Collect each line holding the string "effect".

(Saved entries)
______________________________

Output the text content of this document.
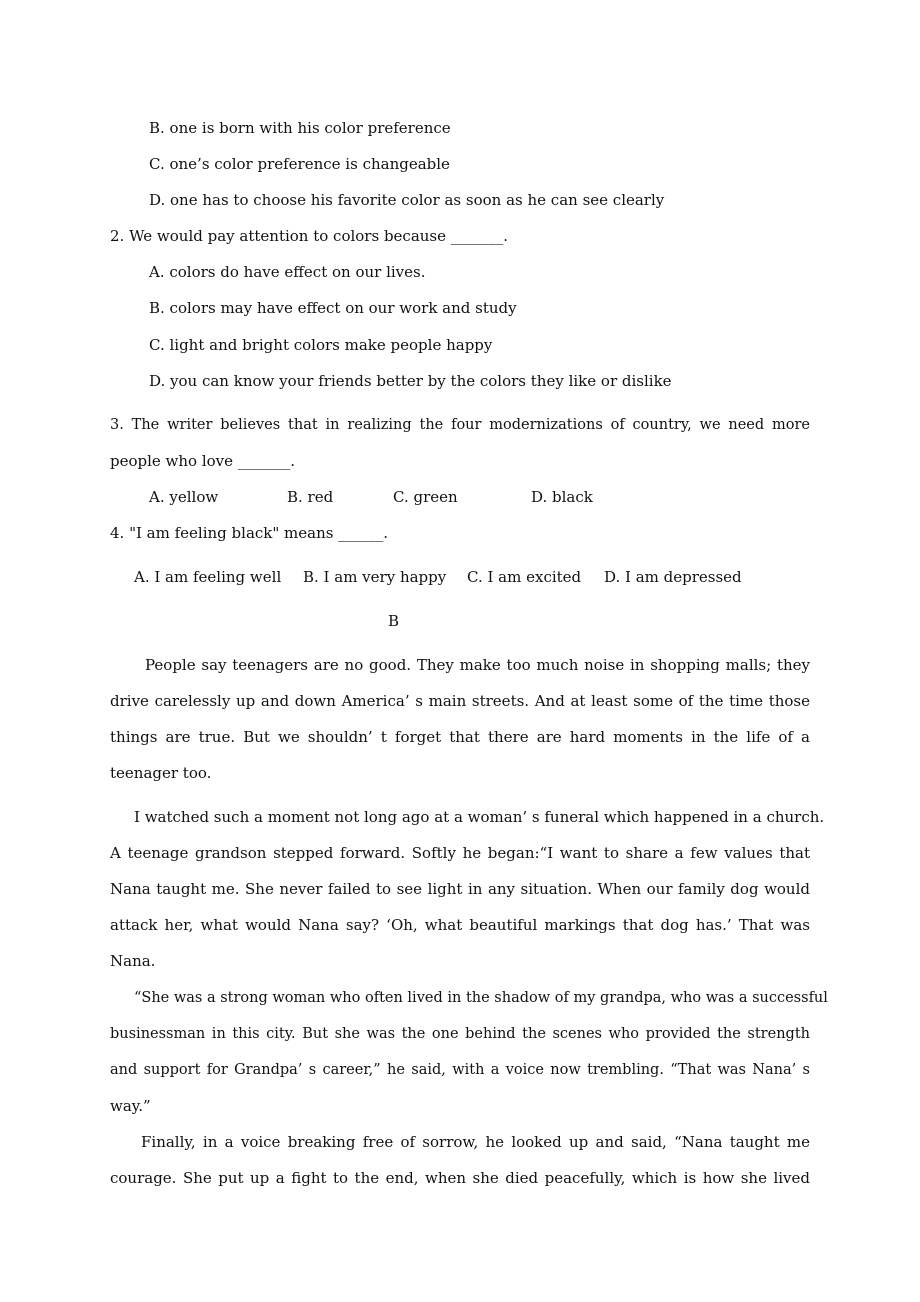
B. one is born with his color preference
C. one’s color preference is changeable
D. one has to choose his favorite color as soon as he can see clearly
2. We would pay attention to colors because _______.
A. colors do have effect on our lives.
B. colors may have effect on our work and study
C. light and bright colors make people happy
D. you can know your friends better by the colors they like or dislike
3. The writer believes that in realizing the four modernizations of country, we need more
people who love _______.
A. yellow	B. red	C. green	D. black
4. "I am feeling black" means ______.
A. I am feeling well B. I am very happy C. I am excited D. I am depressed
B
People say teenagers are no good. They make too much noise in shopping malls; they
drive carelessly up and down America’ s main streets. And at least some of the time those
things are true. But we shouldn’ t forget that there are hard moments in the life of a
teenager too.
I watched such a moment not long ago at a woman’ s funeral which happened in a church.
A teenage grandson stepped forward. Softly he began:“I want to share a few values that
Nana taught me. She never failed to see light in any situation. When our family dog would
attack her, what would Nana say? ‘Oh, what beautiful markings that dog has.’ That was
Nana.
“She was a strong woman who often lived in the shadow of my grandpa, who was a successful
businessman in this city. But she was the one behind the scenes who provided the strength
and support for Grandpa’ s career,” he said, with a voice now trembling. “That was Nana’ s
way.”
Finally, in a voice breaking free of sorrow, he looked up and said, “Nana taught me
courage. She put up a fight to the end, when she died peacefully, which is how she lived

______________________________

SOLUTION TO THIS TASK.
A. colors do have effect on our lives.
B. colors may have effect on our work and study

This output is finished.